> _Written instruction a_
Using the passage on Spanish fishing fleets, decide whether each statement agrees with it. Answer yes or no and quote the words that settle it. (i) Television reporters began calling the fishermen “local fishermen” after the Prestige went down. (ii) The Spanish trawlers regularly fish off their own coast. (iii) If Turkey joins the EU, it will be taxed an extra £2 in the pound.

Whatever the problems elsewhere we all hate them and their huge floating
vacuum cleaners. They’ve Hoovered up their own coastline and now they’re
using a billion pounds of our money to Dyson the shores of every other
member state.
Turkey probably thinks that if it joins the EU the biggest change will be the
abolition of its death penalty. Not so. What they don’t realise is that they
will be taxed an extra £1.50 in the pound so that Manuel can rock up and
catch everything in everyone’s garden pond. Live in Ankara? Got a goldfish
in a little bowl in the kitchen? Well, be afraid. Be very afraid.
And yet when that oil tanker, the Prestige, went down the other day suddenly
Manuel and his merry band were no longer pirates raping the seas from the
Faroes to the Falklands. Television reporters stopped calling them “Spanish
fishermen” and went for the sympathy jugular, calling them “local
fishermen”.
This, of course, conjures images of some silver-haired old walnut tending to
his nets while his creaking old boat gently tugs at its moorings. “Oh no,”
we’re all supposed to think, “all of his catch will be ruined. He will
starve. His children will die.”
Pah! I’ve been to this part of Spain. It’s full of trawlers the size of South
America. They never fish off their own coast — that’s been barren for years
— and they only ever return to base for the next subsidy cheque.
And there’s another thing: oil floats, so quite how it impacts on the
nonexistent fish I have no idea. The only creatures that could possibly be
harmed are sea birds but, I’m sorry, this is not Britain. Here you only need
to spill a gallon of diesel and Rolf Harris is there in a jiffy with a team
from the local puffin parlour. Every bird is given a treatment that would
cost Tara Palmer-Tomkinson half a year’s salary.

> _Records supplied_
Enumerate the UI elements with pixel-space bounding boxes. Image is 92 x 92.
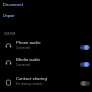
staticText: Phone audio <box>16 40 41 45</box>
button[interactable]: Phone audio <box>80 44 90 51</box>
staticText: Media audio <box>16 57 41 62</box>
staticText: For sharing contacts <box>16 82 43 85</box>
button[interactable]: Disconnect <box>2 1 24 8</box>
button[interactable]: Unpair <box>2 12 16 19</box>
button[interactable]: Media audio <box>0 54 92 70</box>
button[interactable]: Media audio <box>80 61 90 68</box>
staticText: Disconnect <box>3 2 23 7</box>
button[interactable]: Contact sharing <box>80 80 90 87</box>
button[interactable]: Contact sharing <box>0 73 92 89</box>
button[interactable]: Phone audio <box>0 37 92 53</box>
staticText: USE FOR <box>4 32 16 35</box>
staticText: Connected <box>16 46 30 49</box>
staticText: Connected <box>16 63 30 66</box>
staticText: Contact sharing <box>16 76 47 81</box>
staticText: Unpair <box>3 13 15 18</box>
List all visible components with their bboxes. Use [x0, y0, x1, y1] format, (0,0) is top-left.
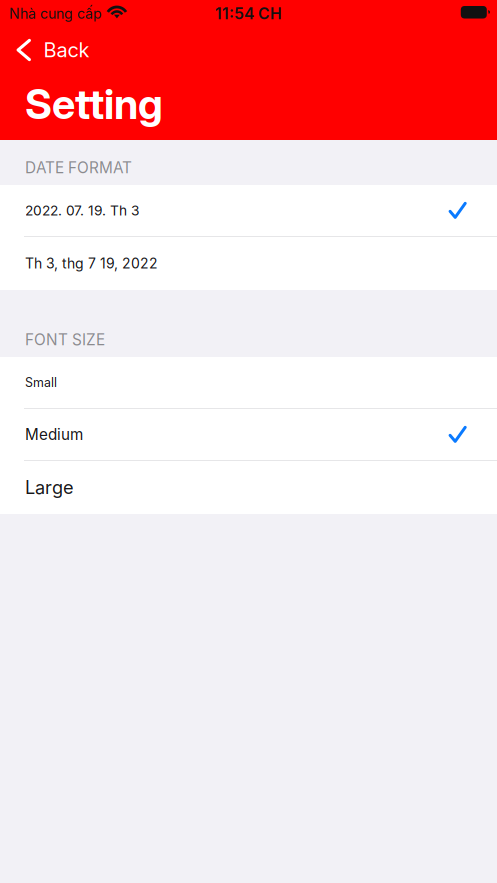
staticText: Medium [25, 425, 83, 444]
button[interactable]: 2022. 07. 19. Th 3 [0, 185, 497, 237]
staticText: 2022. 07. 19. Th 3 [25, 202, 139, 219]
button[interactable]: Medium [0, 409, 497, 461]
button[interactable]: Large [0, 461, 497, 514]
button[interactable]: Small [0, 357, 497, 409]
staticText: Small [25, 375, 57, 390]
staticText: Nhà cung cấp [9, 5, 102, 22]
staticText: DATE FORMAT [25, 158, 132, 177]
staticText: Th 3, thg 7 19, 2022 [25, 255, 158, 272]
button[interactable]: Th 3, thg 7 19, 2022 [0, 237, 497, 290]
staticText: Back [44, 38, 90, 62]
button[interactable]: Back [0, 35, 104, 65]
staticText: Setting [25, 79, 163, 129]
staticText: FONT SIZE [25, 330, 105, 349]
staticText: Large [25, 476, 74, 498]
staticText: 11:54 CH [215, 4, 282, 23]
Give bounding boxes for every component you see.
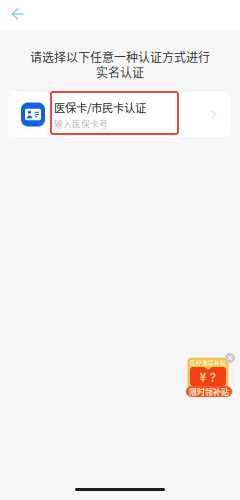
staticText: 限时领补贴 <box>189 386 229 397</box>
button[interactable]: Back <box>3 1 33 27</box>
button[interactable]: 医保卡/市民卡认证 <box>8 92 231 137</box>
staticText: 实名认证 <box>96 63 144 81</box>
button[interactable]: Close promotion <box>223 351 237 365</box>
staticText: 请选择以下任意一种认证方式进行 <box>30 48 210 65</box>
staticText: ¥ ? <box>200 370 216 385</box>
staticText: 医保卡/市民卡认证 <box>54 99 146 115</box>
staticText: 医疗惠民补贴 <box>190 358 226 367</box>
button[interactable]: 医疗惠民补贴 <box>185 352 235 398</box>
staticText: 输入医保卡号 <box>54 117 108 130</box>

> _Written instruction b_
Reproduce the rows exactly, from the line containing "staticText: 限时领补贴 <box>189 386 229 397</box>" through the final row.

> _Task output a_
(i) Yes: "Television reporters stopped calling them “Spanish fishermen” and went for the sympathy jugular, calling them “local fishermen”."
(ii) No: "They never fish off their own coast — that’s been barren for years"
(iii) No: "will be taxed an extra £1.50 in the pound"

> _Task output b_
staticText: 限时领补贴 <box>189 386 229 397</box>
button[interactable]: Back <box>3 1 33 27</box>
button[interactable]: 医保卡/市民卡认证 <box>8 92 231 137</box>
staticText: 实名认证 <box>96 63 144 81</box>
button[interactable]: Close promotion <box>223 351 237 365</box>
staticText: 请选择以下任意一种认证方式进行 <box>30 48 210 65</box>
staticText: ¥ ? <box>200 370 216 385</box>
staticText: 医保卡/市民卡认证 <box>54 99 146 115</box>
staticText: 医疗惠民补贴 <box>190 358 226 367</box>
button[interactable]: 医疗惠民补贴 <box>185 352 235 398</box>
staticText: 输入医保卡号 <box>54 117 108 130</box>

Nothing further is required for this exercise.